Text:
^^^^^^^^

Silicon Valley Library Lends Google Chromebooks
In a first-of-its-kind pilot project, the Palo Alto, California Library will soon be loaning Google Chromebook computers to library patrons for as long as one week at a time.
The program highlights the Chromebook’s ability to operate as a kind of “disposable computer,” as Google puts it. With the Chromebook, most all data and applications reside on the Web — not the local machine — so it can easily be passed from person-to-person. It’s a very Googly setup, and the search giant hopes it will reinvent the way businesses use computers.- Silicon Valley Library Lends Google Chromebooks, Wired.com Enterprise blog
Cloud computing meets equipment circulation. I remember a time when libraries used to offer VCR and DVD players to patrons for check-out. Now that service is coming to computers. Since everything on the computer is replicated to Google’s servers, it is easy to wipe the individual patron’s files on the machine when the next person logs in. One just needs a Google account to make it work, and that is — of course — one of the distinguishing factors between lending Chromebooks and lending VCR and DVD players. Will patrons mind the Google account requirement? Should libraries educate patrons on the privacy and information-harvesting/using practices of Google before lending a device?
OCLC Introduces OCLC WorldShare
The OCLC WorldShare Platform facilitates collaboration and app-sharing across the library community, so that libraries can combine library-built applications, partner-built applications and OCLC-built applications. This enables the benefits of each single solution to be shared broadly throughout the library community.
Reaching back a little bit, earlier this month OCLC announced the WorldShare Platform — a roll-up of the existing Webscale Management tools with the ability to insert third-party applications into a single bibliographic view. This is potentially a game-changer in how libraries work with bibliographic data. Similar in concept — although quite different in technical implementation — to next generation library automation systems like Kuali OLE and Ex Libris Alma and Evergreen, WorldShare views back-room bibliographic description, acquisition, and materials-handling workflows as a series of choreographed processes that can be mixed and matched to meet a library’s particular needs. It turns the traditional approach of information processing inside out — the data is in a superior position to the computer program. The WorldShare Platform is sort of like Facebook. Just as Facebook introduced ways for outside developers to “integrate into the core Facebook experience“, WorldShare platform enables external providers to supply applications that can use the data residing in the platform.

^^^^^^^^

Recorded information:
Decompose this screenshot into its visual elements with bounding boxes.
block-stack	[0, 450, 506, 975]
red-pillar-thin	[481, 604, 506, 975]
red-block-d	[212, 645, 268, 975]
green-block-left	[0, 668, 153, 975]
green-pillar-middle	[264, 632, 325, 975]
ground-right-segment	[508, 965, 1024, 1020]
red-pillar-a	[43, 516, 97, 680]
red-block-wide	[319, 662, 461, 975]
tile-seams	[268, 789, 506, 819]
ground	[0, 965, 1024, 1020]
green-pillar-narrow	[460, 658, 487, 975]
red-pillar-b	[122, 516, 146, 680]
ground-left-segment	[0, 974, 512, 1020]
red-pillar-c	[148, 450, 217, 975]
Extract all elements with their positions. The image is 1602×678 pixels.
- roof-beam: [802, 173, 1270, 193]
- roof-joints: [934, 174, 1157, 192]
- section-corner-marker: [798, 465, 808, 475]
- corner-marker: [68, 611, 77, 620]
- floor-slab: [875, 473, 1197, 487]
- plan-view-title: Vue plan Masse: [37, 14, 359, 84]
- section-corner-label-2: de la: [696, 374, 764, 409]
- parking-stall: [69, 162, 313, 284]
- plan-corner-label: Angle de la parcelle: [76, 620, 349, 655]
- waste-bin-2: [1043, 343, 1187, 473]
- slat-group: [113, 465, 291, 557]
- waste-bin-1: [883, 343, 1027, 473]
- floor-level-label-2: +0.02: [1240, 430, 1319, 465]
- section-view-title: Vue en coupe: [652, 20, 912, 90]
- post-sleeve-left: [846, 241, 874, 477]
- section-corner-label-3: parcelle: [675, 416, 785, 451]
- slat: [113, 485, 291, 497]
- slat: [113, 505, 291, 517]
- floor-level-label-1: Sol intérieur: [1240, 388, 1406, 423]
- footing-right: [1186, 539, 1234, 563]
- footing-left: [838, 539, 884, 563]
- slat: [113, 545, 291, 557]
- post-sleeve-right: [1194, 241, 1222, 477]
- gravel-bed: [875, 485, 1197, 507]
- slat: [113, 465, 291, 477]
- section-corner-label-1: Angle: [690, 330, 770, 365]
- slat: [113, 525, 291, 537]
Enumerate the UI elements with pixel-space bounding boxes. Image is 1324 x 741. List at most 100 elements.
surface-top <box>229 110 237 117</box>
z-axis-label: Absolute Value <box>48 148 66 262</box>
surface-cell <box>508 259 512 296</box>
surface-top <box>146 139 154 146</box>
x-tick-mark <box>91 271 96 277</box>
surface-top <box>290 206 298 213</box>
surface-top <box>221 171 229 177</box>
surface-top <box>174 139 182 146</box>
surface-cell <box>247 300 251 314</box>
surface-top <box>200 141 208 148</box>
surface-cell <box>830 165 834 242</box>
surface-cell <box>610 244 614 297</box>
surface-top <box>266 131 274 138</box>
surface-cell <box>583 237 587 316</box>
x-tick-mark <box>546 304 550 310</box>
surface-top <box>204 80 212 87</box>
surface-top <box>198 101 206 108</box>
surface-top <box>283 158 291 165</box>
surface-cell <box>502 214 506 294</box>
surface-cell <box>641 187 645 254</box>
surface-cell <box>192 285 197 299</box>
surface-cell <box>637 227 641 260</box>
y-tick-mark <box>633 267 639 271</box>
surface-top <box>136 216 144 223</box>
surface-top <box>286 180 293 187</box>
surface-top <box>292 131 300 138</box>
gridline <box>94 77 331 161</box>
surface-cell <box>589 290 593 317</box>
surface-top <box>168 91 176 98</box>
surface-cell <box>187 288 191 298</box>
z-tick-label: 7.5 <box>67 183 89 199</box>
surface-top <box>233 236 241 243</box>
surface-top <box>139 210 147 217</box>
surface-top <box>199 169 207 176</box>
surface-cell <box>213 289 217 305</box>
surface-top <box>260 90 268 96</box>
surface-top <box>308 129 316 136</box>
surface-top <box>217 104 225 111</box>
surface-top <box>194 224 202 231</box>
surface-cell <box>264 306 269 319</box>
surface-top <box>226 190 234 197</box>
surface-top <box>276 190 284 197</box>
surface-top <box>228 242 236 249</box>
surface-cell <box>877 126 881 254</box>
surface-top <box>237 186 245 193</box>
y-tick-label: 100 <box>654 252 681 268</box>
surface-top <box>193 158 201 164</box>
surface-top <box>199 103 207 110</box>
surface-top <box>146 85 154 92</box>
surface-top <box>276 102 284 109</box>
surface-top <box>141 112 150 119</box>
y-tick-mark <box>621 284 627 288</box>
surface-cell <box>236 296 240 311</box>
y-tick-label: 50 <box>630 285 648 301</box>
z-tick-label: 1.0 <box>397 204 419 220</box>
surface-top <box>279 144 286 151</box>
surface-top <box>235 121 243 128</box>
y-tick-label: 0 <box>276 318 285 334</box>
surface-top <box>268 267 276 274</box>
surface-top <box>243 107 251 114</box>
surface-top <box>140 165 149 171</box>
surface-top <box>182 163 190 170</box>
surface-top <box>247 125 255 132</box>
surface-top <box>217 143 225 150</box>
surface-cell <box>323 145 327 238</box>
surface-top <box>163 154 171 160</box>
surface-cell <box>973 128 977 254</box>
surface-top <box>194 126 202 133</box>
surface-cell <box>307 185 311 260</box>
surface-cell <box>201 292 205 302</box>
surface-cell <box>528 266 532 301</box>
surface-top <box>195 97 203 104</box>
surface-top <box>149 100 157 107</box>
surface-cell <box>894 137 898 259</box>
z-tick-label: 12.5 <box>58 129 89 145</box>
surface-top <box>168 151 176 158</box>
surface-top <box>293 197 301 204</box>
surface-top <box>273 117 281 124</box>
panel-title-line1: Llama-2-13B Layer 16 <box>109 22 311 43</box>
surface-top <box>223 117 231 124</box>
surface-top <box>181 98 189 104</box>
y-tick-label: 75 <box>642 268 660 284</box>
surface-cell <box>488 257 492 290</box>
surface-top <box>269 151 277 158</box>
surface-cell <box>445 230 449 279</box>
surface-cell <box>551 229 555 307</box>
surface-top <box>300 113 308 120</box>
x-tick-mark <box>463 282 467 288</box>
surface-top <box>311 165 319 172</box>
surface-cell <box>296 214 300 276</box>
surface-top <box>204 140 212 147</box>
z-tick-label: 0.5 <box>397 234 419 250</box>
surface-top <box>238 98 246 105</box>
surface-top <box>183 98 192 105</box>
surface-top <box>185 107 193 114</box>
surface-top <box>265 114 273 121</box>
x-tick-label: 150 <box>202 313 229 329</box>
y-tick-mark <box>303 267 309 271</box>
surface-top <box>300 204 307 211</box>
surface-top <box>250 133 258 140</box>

^^^^^^^^

Your instructions: Copy word for word the part of the library technology text that opens with the words containing "OCLC Introduces OCLC" and closes with "the library community.". None of the records have anything to do with the library technology text.

Your solution:
OCLC Introduces OCLC WorldShare
The OCLC WorldShare Platform facilitates collaboration and app-sharing across the library community, so that libraries can combine library-built applications, partner-built applications and OCLC-built applications. This enables the benefits of each single solution to be shared broadly throughout the library community.